(Stored items from a collection)
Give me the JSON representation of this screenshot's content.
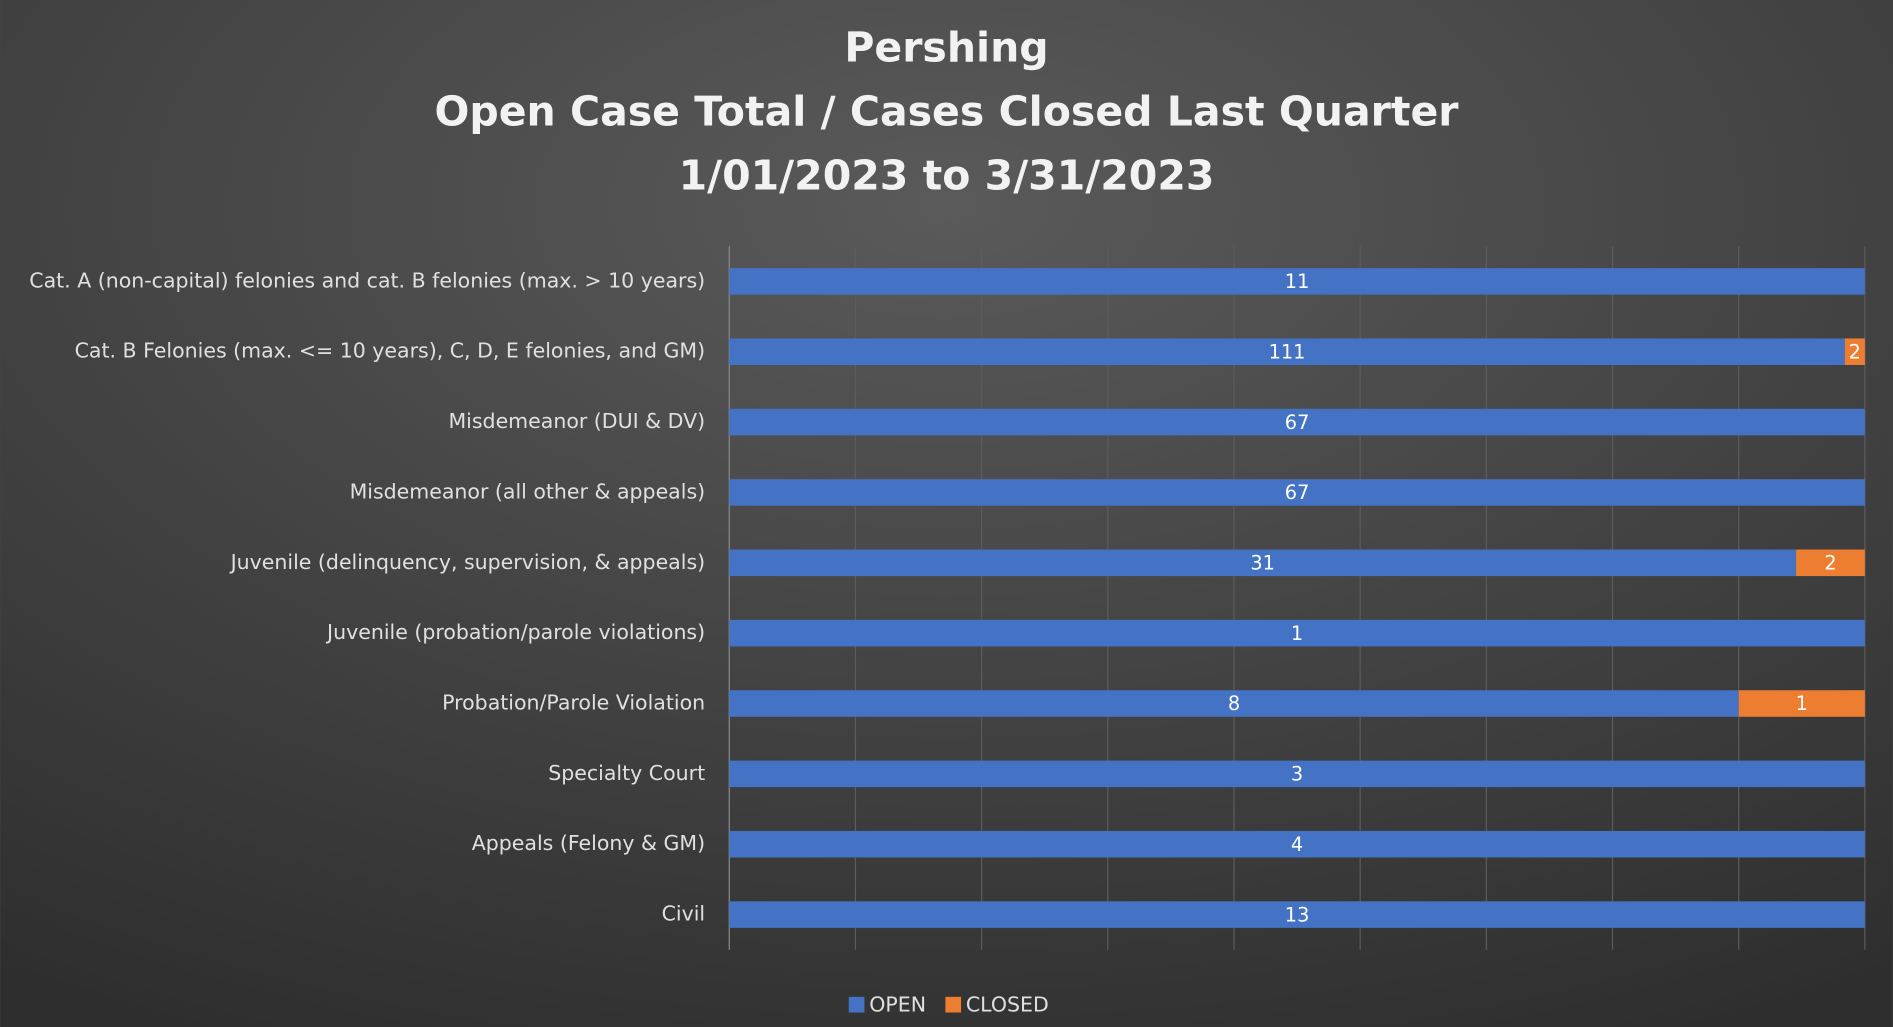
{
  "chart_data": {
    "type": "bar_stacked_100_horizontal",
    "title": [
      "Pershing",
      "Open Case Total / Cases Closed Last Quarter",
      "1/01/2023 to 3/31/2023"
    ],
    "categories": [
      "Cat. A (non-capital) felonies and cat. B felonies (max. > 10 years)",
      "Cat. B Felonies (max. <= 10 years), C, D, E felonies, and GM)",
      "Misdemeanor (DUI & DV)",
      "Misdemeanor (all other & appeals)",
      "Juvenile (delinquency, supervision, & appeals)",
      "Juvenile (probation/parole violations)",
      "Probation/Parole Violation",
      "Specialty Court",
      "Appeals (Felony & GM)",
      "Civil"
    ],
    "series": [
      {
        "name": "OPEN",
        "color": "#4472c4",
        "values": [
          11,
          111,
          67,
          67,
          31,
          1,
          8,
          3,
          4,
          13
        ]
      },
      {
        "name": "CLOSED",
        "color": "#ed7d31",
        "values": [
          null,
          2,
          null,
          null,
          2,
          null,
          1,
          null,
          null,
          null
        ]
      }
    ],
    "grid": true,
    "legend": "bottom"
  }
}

- **Task brief**
Set the entries down again exactly. Do not include the images.

- **Output for this exercise**
Give me the JSON representation of this screenshot's content.
{
  "chart_data": {
    "type": "bar_stacked_100_horizontal",
    "title": [
      "Pershing",
      "Open Case Total / Cases Closed Last Quarter",
      "1/01/2023 to 3/31/2023"
    ],
    "categories": [
      "Cat. A (non-capital) felonies and cat. B felonies (max. > 10 years)",
      "Cat. B Felonies (max. <= 10 years), C, D, E felonies, and GM)",
      "Misdemeanor (DUI & DV)",
      "Misdemeanor (all other & appeals)",
      "Juvenile (delinquency, supervision, & appeals)",
      "Juvenile (probation/parole violations)",
      "Probation/Parole Violation",
      "Specialty Court",
      "Appeals (Felony & GM)",
      "Civil"
    ],
    "series": [
      {
        "name": "OPEN",
        "color": "#4472c4",
        "values": [
          11,
          111,
          67,
          67,
          31,
          1,
          8,
          3,
          4,
          13
        ]
      },
      {
        "name": "CLOSED",
        "color": "#ed7d31",
        "values": [
          null,
          2,
          null,
          null,
          2,
          null,
          1,
          null,
          null,
          null
        ]
      }
    ],
    "grid": true,
    "legend": "bottom"
  }
}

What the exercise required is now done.